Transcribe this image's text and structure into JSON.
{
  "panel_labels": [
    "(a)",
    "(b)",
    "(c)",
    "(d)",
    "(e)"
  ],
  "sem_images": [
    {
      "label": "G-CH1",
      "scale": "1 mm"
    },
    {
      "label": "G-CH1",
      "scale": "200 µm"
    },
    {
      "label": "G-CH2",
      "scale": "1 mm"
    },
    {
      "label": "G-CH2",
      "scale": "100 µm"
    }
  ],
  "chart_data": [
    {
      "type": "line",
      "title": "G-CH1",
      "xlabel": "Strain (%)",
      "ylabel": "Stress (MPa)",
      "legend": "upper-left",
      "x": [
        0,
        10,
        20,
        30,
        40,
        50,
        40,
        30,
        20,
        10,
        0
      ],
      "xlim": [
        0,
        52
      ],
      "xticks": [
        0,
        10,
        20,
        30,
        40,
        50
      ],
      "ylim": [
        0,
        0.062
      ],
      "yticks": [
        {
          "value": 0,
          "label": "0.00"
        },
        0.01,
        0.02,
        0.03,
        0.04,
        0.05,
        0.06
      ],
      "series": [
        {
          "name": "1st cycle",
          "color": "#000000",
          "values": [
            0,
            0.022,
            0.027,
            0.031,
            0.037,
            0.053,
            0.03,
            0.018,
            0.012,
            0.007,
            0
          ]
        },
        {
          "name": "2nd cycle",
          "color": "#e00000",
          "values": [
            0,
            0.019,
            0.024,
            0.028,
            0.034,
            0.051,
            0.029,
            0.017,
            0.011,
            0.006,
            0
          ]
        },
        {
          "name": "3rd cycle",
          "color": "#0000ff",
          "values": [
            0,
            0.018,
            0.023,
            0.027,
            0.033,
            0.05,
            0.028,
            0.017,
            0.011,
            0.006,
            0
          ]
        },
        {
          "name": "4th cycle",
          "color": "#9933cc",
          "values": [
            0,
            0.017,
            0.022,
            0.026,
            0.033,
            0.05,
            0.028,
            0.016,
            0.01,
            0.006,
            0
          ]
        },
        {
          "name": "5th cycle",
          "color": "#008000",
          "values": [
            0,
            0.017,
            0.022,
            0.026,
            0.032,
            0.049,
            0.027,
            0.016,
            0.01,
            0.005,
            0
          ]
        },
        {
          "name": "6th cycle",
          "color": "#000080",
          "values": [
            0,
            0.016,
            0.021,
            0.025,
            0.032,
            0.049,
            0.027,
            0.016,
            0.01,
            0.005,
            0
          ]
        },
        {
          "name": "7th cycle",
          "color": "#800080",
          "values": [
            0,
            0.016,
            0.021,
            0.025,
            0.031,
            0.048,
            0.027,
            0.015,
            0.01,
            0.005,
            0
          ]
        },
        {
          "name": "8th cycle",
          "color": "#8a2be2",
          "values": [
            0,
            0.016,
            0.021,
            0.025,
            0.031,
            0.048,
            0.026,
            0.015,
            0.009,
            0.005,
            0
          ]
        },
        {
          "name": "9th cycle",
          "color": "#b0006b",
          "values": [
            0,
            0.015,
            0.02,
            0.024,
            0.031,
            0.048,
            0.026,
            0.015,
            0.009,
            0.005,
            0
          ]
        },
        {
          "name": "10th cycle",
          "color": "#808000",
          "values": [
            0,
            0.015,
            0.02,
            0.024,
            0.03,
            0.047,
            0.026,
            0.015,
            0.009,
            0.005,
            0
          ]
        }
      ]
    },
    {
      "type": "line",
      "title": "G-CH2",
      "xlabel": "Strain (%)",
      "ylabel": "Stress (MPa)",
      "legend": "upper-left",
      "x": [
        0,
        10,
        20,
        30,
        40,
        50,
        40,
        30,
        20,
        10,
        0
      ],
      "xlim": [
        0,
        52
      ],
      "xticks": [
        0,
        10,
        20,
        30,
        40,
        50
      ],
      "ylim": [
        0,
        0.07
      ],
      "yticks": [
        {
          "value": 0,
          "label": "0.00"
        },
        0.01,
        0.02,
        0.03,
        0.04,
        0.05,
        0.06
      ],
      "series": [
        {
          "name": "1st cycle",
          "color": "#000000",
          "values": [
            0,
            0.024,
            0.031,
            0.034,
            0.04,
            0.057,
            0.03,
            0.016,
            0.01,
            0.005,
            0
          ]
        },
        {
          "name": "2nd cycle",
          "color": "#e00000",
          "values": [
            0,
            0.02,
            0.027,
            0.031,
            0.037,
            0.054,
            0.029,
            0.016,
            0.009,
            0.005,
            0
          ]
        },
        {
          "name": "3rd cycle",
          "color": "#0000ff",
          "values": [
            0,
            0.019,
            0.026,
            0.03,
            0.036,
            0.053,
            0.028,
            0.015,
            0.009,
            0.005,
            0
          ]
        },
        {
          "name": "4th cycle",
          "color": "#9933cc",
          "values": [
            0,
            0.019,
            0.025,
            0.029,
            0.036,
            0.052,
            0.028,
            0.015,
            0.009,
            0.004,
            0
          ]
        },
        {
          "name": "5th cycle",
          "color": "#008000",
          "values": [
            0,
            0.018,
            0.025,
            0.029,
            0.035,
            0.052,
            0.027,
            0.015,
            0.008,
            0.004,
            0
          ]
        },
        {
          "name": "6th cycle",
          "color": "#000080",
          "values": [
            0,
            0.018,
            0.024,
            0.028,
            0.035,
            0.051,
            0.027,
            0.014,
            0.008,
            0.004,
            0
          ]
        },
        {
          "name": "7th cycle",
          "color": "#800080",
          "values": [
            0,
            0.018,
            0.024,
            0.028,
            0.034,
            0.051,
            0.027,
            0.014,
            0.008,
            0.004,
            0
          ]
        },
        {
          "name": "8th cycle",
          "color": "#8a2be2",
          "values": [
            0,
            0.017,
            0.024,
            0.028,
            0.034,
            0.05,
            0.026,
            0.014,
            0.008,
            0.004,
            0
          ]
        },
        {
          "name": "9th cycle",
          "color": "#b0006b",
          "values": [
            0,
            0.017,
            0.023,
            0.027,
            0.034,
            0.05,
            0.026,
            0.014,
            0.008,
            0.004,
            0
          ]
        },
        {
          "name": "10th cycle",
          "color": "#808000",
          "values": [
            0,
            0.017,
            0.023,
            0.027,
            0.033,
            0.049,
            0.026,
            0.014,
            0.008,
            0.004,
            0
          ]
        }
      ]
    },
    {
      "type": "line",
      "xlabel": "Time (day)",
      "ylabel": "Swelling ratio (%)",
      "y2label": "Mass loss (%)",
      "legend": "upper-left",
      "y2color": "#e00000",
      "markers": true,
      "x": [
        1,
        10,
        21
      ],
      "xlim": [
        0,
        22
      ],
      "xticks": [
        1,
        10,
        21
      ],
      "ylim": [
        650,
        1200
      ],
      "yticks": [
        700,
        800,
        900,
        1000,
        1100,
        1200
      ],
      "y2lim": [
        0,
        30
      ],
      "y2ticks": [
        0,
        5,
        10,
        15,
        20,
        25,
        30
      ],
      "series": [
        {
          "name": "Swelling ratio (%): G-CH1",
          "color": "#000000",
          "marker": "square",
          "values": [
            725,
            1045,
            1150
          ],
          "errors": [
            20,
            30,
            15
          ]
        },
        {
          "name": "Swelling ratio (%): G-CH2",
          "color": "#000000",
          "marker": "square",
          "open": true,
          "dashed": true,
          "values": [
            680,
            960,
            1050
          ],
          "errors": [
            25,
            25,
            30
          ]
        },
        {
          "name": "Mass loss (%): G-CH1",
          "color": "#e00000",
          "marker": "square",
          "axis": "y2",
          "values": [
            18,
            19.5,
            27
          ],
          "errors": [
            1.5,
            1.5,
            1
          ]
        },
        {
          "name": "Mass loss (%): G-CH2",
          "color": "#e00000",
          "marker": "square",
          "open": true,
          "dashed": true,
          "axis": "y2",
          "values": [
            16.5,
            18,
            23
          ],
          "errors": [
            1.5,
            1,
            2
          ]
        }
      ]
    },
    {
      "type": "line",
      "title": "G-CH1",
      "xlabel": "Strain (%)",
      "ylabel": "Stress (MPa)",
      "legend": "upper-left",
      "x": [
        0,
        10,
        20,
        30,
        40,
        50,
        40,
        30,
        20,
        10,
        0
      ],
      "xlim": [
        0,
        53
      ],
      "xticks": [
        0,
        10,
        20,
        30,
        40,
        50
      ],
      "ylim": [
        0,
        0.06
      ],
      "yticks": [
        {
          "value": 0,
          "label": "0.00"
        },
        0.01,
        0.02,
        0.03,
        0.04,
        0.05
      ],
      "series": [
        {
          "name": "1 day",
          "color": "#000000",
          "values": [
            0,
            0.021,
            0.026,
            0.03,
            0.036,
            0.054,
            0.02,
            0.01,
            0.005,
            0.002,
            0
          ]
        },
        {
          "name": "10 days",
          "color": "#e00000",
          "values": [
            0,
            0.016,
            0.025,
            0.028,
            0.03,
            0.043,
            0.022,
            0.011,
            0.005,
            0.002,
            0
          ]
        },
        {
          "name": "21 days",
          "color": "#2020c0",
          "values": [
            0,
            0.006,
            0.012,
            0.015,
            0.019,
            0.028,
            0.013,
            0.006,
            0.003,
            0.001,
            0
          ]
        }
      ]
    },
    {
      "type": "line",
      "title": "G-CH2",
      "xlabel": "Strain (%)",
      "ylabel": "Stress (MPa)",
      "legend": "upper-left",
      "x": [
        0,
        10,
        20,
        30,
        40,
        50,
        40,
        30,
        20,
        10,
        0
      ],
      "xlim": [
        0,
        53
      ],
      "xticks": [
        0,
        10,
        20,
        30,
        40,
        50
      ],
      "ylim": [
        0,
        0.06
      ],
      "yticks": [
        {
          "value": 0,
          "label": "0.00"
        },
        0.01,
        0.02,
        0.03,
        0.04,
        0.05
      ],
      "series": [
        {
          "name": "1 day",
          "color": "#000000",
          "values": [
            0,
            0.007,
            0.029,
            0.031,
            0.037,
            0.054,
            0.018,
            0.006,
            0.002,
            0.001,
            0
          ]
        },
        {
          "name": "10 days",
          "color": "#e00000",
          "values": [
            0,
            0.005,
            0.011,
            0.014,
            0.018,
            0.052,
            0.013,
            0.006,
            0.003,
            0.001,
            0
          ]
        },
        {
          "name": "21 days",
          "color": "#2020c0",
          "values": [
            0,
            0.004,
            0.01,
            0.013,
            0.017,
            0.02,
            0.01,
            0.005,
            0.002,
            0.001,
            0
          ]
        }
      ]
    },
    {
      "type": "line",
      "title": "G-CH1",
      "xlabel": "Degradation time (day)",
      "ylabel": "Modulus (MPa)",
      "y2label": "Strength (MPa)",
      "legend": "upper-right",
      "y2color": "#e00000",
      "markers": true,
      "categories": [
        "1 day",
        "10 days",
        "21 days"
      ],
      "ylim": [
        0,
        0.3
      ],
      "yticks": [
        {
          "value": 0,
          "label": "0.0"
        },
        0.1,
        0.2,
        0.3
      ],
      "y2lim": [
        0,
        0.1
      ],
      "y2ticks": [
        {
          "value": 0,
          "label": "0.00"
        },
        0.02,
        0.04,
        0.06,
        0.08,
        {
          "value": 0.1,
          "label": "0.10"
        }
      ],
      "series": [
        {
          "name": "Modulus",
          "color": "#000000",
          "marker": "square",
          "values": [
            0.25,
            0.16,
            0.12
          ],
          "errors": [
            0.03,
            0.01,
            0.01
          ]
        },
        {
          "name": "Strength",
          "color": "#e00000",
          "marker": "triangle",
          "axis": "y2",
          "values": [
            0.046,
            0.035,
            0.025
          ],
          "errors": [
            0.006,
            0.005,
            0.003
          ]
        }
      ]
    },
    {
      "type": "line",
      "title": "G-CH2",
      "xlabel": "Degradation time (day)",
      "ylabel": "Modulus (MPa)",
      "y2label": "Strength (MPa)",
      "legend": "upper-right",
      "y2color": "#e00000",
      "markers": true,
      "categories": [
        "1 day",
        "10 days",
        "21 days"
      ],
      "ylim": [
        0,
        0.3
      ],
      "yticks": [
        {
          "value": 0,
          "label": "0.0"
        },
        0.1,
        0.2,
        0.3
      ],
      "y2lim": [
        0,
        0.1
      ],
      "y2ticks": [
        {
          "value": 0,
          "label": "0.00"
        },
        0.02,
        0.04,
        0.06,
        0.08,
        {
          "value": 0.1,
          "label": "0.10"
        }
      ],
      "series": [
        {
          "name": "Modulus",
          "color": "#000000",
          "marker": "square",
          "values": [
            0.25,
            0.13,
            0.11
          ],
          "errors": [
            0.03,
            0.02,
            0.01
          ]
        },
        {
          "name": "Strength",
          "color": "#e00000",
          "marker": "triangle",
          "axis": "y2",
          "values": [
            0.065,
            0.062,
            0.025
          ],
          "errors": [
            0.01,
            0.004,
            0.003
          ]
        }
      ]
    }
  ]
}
---
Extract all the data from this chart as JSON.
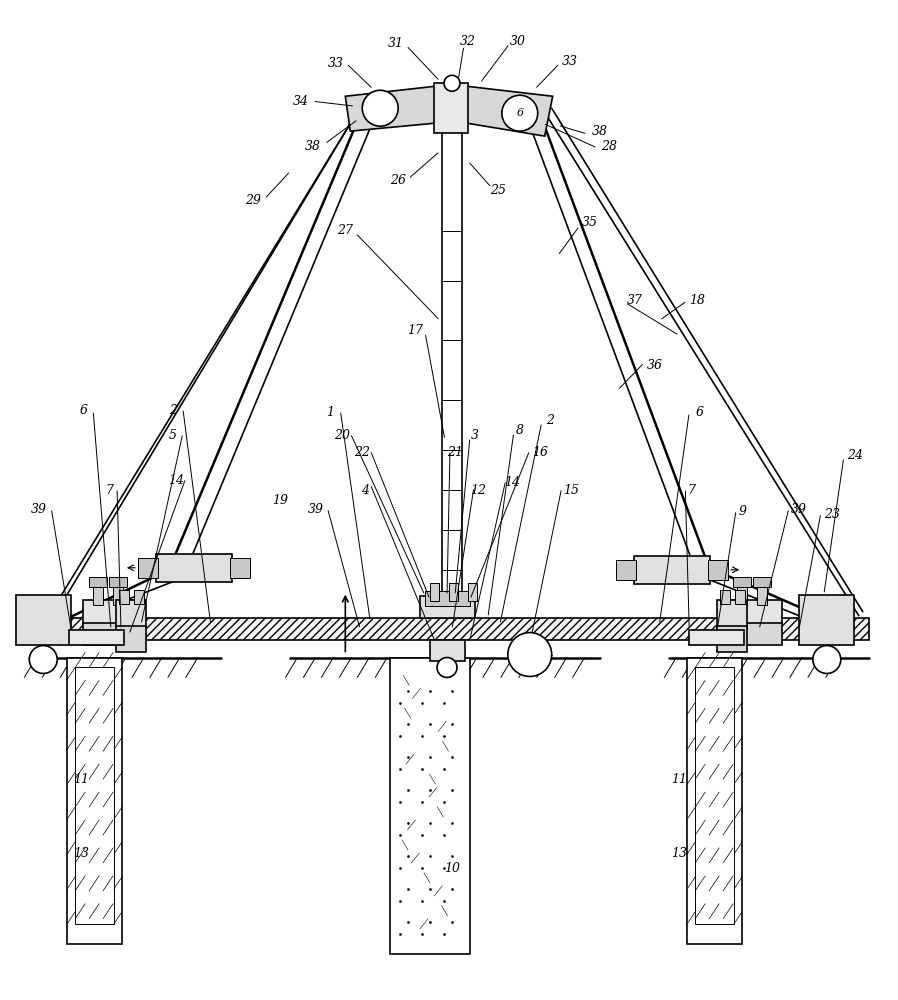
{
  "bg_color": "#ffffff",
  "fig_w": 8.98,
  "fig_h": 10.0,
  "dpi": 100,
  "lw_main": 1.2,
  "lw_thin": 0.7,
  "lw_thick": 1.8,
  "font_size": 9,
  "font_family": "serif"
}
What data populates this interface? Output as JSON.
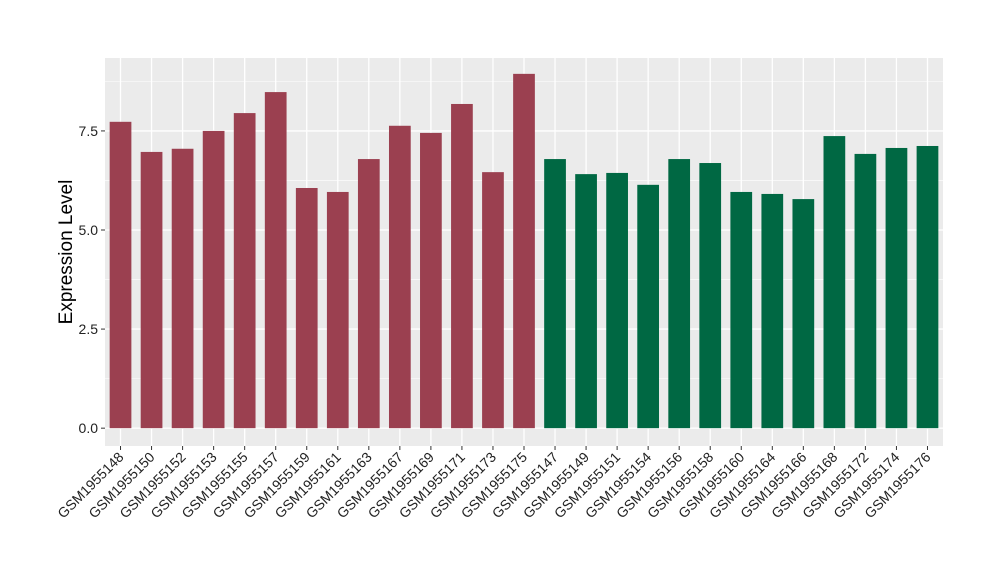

What you should do: What lines above run from the one with "Extract all the data from this chart as JSON." to the one with "What data populates"? Give them again exactly, ends included, and leave the pictures out.

The reply:
Extract all the data from this chart as JSON.
{
  "bg_color": "#ffffff",
  "fig_w": 8.98,
  "fig_h": 10.0,
  "dpi": 100,
  "lw_main": 1.2,
  "lw_thin": 0.7,
  "lw_thick": 1.8,
  "font_size": 9,
  "font_family": "serif"
}
What data populates this interface? Output as JSON.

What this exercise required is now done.